- _Direction A_
According to the passage on AI in wildlife research, what does the name SPOT stand for?

- _Source document_
——

Meanwhile, AI technology is being applied to individual identification studies of wildlife. Recently in Korea, a study of automatic individual identification of Indo-Pacific bottlenose dolphins (Tursiops aduncus) using AI is being conducted (personal communication). In dolphin research, various external features of dolphins such as body, pectoral fin, caudal fin, dorsal fin, head shape, and wounds are used to identify individual dolphins. Since the dorsal fin is constantly exposed when a dolphin rises above the water to breathe, the shape of the wounded dorsal fin is generally used for identification. Identifying dolphins from dorsal fin data is an easy but time-consuming task. In the past, researchers directly cropped and compared the dorsal fins, but now, using deep learning, the time taken in the recognition-identification process is significantly reduced, thereby increasing the efficiency of analysis and accuracy.

Second, AI technology is being introduced to wildlife conservation. With the number of elephants and rhinos rapidly declining in Africa, various strategies exist to combat poaching using UAVs or drones. In particular, UAVs equipped with thermal infrared cameras can be used for night surveillance, combating night-time poaching activities (Bondi et al., 2018). However, it is complicated for park managers to monitor these UAV video images continuously. In addition, the more the drones are added, the burden of additional video monitoring increases. Bondi et al. (2018) developed an integrated cloud-based framework SPOT (Systematic POacher deTector) that detects the location of poachers in real-time using Faster R-CNN (Ren et al., 2015) using thermal infrared camera images collected by UAVs or drones. The program trains the AI offline using the image frames as the training data set with labeled images. The trained model automatically detects poachers online and displays the wildlife in a live video stream. Several experiments were performed to ensure that the online detection could be completed in the cloud and a balance between local computer and remote could be maintained. The developed SPOT system will be deployed in several national parks in Africa, including Botswana.

——

- _Stored dataset items_
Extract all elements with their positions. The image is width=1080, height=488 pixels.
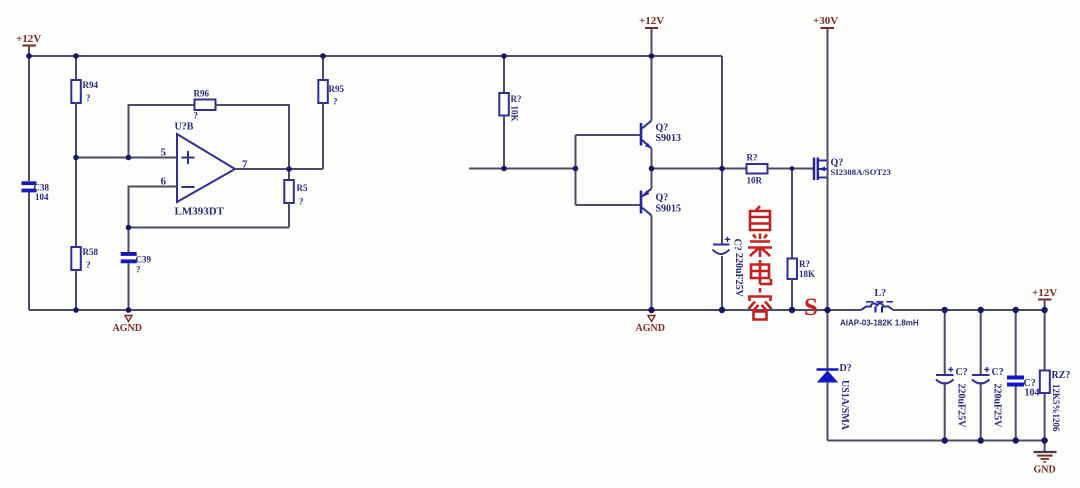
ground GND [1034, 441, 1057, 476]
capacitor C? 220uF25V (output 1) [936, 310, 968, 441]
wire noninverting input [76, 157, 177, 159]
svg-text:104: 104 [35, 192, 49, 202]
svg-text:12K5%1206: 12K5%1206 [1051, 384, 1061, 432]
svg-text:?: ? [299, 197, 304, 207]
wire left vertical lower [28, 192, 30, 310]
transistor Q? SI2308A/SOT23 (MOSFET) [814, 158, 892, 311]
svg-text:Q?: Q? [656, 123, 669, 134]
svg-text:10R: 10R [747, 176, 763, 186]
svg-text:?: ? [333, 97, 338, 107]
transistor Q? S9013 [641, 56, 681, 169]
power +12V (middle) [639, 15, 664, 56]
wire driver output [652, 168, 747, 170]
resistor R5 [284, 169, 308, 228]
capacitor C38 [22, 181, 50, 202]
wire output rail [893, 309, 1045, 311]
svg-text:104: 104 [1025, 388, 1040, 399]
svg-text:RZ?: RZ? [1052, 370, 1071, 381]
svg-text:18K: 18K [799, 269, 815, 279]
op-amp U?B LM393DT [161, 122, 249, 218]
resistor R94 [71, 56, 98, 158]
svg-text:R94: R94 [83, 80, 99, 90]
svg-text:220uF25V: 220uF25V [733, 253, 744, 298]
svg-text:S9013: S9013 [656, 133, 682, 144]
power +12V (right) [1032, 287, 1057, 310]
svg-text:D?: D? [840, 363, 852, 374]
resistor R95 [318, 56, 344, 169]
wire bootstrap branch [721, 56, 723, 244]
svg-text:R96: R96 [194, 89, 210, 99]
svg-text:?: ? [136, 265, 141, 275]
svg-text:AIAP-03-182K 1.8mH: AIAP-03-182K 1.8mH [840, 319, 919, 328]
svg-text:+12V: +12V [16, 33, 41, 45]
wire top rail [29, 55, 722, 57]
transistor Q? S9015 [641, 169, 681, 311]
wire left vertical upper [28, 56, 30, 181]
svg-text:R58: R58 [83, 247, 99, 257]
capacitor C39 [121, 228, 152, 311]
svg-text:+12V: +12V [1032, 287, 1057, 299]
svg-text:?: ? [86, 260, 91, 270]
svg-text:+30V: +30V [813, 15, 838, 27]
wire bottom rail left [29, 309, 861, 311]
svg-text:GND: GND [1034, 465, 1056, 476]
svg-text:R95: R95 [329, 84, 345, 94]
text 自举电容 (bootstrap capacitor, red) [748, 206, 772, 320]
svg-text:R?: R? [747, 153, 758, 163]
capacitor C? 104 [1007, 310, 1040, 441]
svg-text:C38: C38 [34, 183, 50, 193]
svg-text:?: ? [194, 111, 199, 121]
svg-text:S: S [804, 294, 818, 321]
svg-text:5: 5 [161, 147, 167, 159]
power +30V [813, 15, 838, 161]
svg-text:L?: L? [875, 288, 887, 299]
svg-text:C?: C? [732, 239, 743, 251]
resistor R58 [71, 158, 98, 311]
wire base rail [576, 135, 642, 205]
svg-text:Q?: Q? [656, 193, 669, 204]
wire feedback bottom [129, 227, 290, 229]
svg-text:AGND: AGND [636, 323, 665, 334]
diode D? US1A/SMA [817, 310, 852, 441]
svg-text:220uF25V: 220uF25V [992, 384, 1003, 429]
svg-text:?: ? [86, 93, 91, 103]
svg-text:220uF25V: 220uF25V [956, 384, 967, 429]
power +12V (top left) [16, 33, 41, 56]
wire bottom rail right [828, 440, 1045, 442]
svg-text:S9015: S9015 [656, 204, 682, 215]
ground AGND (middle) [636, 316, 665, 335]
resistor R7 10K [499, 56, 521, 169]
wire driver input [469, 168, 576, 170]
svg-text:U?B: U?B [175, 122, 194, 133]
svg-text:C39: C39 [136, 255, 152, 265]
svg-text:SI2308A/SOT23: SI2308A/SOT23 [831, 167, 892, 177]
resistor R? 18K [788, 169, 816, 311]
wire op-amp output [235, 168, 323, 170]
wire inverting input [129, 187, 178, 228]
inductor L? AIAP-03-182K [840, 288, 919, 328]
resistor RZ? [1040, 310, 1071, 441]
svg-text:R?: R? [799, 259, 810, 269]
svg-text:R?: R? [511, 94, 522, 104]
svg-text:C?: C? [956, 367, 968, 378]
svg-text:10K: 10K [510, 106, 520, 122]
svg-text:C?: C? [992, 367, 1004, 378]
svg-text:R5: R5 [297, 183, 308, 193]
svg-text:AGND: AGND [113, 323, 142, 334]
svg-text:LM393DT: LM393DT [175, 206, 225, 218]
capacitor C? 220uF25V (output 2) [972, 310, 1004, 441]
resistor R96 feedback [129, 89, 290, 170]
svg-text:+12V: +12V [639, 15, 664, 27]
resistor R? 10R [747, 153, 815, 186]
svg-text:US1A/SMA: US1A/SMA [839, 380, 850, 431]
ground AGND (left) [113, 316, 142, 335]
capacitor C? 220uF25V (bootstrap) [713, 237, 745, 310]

——

- _Direction B_
Please rewrite the lines of the stored dataset items, starting with the line with "ground GND [1034, 441, 1057, 476]" and going on through the line with "wire bottom rail left [29, 309, 861, 311]", changing "svg-text" to "svg-label" and keeping everything else the same.

- _Worked answer A_
Systematic POacher deTector

- _Worked answer B_
ground GND [1034, 441, 1057, 476]
capacitor C? 220uF25V (output 1) [936, 310, 968, 441]
wire noninverting input [76, 157, 177, 159]
svg-label:104: 104 [35, 192, 49, 202]
svg-label:12K5%1206: 12K5%1206 [1051, 384, 1061, 432]
svg-label:?: ? [299, 197, 304, 207]
wire left vertical lower [28, 192, 30, 310]
transistor Q? SI2308A/SOT23 (MOSFET) [814, 158, 892, 311]
svg-label:Q?: Q? [656, 123, 669, 134]
svg-label:10R: 10R [747, 176, 763, 186]
svg-label:?: ? [333, 97, 338, 107]
transistor Q? S9013 [641, 56, 681, 169]
power +12V (middle) [639, 15, 664, 56]
wire driver output [652, 168, 747, 170]
resistor R5 [284, 169, 308, 228]
capacitor C38 [22, 181, 50, 202]
wire output rail [893, 309, 1045, 311]
svg-label:104: 104 [1025, 388, 1040, 399]
svg-label:RZ?: RZ? [1052, 370, 1071, 381]
svg-label:18K: 18K [799, 269, 815, 279]
op-amp U?B LM393DT [161, 122, 249, 218]
resistor R94 [71, 56, 98, 158]
svg-label:R94: R94 [83, 80, 99, 90]
svg-label:220uF25V: 220uF25V [733, 253, 744, 298]
svg-label:S9013: S9013 [656, 133, 682, 144]
power +12V (right) [1032, 287, 1057, 310]
svg-label:D?: D? [840, 363, 852, 374]
resistor R95 [318, 56, 344, 169]
wire bootstrap branch [721, 56, 723, 244]
svg-label:R96: R96 [194, 89, 210, 99]
svg-label:?: ? [136, 265, 141, 275]
svg-label:AIAP-03-182K 1.8mH: AIAP-03-182K 1.8mH [840, 319, 919, 328]
svg-label:+12V: +12V [16, 33, 41, 45]
wire top rail [29, 55, 722, 57]
transistor Q? S9015 [641, 169, 681, 311]
wire left vertical upper [28, 56, 30, 181]
svg-label:R58: R58 [83, 247, 99, 257]
capacitor C39 [121, 228, 152, 311]
svg-label:+12V: +12V [1032, 287, 1057, 299]
svg-label:?: ? [86, 260, 91, 270]
svg-label:+30V: +30V [813, 15, 838, 27]
wire bottom rail left [29, 309, 861, 311]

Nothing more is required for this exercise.